» What to produce
Count how many lines of the data below contain the string "известен"; the reply should be that number alone.

» Data shown
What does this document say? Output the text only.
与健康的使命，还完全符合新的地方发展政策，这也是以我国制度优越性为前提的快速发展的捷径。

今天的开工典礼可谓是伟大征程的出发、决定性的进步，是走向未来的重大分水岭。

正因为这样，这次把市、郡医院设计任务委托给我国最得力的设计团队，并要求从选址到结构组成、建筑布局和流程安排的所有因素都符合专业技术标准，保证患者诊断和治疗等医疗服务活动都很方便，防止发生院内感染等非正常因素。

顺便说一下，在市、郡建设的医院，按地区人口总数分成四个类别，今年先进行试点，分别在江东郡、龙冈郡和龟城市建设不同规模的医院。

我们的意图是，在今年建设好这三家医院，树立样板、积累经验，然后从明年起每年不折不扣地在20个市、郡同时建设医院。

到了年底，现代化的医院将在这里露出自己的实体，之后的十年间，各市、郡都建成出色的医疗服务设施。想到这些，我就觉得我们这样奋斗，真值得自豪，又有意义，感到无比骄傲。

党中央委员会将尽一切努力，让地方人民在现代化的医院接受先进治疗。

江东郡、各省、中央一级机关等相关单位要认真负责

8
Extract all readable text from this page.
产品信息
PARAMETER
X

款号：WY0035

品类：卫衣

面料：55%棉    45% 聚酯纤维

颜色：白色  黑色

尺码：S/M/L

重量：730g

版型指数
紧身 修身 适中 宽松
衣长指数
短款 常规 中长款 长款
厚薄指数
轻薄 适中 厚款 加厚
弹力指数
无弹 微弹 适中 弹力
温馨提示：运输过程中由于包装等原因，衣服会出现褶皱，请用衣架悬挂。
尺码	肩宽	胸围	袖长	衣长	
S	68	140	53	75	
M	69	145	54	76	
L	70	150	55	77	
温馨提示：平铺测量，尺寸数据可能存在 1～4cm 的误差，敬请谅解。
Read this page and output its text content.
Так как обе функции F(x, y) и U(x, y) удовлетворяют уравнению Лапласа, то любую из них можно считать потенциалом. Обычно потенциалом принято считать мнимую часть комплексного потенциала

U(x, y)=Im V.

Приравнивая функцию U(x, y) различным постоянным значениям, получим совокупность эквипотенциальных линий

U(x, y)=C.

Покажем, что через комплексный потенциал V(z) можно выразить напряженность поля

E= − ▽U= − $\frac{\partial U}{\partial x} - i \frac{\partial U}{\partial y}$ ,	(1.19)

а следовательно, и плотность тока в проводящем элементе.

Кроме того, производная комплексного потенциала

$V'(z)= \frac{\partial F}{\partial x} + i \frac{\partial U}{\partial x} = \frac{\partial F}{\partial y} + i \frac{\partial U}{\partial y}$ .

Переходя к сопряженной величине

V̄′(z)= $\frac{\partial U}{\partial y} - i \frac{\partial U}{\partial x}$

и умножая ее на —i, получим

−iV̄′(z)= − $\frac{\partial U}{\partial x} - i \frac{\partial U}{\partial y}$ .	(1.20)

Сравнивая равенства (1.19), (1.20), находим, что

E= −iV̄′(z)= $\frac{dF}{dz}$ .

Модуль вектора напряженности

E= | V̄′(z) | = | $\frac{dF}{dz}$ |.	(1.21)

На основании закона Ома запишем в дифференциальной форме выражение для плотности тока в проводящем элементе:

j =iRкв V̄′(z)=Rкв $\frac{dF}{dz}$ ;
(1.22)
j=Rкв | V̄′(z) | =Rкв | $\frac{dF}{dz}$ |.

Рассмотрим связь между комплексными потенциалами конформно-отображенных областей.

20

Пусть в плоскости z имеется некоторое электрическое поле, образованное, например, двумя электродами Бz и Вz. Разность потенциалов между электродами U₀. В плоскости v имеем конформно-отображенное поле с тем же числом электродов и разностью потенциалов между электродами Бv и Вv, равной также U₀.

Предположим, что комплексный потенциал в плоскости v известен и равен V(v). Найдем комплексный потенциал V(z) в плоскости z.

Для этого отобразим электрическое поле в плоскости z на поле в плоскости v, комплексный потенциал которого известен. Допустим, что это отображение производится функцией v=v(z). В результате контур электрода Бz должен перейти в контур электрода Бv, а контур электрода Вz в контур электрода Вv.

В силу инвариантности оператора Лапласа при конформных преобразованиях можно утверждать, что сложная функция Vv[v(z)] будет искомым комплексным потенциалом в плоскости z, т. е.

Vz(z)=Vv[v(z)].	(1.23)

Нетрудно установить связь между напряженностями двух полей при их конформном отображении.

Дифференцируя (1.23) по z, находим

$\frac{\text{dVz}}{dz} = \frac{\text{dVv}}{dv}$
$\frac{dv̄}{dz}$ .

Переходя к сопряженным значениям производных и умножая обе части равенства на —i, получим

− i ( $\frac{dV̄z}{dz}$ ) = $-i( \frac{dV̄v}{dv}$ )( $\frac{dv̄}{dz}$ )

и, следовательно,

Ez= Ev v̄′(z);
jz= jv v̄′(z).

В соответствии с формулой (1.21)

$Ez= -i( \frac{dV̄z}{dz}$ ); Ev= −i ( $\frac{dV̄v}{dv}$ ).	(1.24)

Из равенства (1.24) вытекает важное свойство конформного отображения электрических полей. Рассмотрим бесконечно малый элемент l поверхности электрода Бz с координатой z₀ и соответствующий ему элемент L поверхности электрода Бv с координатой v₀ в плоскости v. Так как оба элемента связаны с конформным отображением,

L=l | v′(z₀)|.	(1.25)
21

» Problem solution
2